TASK DIRECTIONS.
Find the word "this" in the data. Return every line where it appears.
++++ STORED DATA ++++
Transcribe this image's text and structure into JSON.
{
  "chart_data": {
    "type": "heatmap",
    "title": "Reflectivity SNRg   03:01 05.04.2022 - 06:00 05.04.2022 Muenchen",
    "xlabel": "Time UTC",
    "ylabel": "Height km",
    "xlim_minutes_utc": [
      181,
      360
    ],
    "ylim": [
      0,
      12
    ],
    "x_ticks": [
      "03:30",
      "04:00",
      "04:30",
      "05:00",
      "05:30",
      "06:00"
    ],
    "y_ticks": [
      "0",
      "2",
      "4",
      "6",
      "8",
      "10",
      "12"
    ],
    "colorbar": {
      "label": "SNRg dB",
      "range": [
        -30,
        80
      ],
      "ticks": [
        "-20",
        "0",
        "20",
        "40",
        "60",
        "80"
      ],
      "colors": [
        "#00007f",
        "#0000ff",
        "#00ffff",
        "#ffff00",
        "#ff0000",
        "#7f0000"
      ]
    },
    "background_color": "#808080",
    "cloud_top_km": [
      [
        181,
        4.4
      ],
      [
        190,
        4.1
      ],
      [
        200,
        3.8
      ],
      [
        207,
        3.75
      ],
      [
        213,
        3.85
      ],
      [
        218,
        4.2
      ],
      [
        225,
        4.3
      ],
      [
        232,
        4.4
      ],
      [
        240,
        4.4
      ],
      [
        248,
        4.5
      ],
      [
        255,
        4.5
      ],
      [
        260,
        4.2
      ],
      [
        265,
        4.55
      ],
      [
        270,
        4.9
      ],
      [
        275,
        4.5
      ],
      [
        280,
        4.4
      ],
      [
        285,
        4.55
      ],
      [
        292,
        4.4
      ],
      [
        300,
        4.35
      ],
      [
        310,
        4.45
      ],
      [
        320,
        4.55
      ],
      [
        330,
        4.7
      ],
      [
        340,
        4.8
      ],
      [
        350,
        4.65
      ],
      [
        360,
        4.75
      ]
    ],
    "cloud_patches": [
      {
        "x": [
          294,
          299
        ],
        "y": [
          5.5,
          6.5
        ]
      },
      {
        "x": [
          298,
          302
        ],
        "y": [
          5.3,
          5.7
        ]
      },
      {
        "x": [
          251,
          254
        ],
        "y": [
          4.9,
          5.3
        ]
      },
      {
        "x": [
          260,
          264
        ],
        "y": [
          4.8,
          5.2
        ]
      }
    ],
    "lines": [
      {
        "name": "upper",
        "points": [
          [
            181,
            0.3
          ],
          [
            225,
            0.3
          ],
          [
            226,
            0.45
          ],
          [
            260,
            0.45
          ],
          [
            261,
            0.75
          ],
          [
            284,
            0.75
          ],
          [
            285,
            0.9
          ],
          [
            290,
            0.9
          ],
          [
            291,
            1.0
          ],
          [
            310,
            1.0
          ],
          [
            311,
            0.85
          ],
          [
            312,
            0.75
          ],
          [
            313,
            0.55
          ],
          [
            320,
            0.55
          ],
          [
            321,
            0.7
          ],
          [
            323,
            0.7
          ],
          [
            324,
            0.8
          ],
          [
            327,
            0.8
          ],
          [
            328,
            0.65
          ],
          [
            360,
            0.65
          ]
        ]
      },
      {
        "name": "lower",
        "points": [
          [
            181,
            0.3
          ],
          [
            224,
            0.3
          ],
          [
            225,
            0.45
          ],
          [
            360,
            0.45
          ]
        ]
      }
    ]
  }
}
++++
++++ STORED DATA ++++
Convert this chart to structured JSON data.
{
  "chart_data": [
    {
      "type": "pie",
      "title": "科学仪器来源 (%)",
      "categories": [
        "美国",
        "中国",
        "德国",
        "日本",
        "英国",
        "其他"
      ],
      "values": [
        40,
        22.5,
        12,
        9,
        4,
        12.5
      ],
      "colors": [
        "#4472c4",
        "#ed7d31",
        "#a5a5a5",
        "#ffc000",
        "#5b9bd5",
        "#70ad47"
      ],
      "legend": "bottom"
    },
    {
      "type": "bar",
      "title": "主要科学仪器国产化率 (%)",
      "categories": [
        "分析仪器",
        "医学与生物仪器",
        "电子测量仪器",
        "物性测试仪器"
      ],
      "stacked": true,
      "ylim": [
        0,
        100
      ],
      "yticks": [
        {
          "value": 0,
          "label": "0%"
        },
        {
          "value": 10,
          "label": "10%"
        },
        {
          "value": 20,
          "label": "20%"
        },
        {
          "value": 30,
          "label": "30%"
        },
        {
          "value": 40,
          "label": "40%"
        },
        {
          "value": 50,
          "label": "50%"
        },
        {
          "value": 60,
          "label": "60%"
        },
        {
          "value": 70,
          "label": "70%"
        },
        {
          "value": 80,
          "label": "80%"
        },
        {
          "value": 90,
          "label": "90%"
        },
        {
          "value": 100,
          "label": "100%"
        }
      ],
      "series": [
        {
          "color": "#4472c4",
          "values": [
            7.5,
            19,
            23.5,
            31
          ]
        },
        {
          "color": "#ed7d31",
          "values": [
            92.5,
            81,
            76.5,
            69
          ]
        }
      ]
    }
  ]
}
++++
EXERCISE ANSWER.
Transcribe this image's text and structure into JSON.
Convert this chart to structured JSON data.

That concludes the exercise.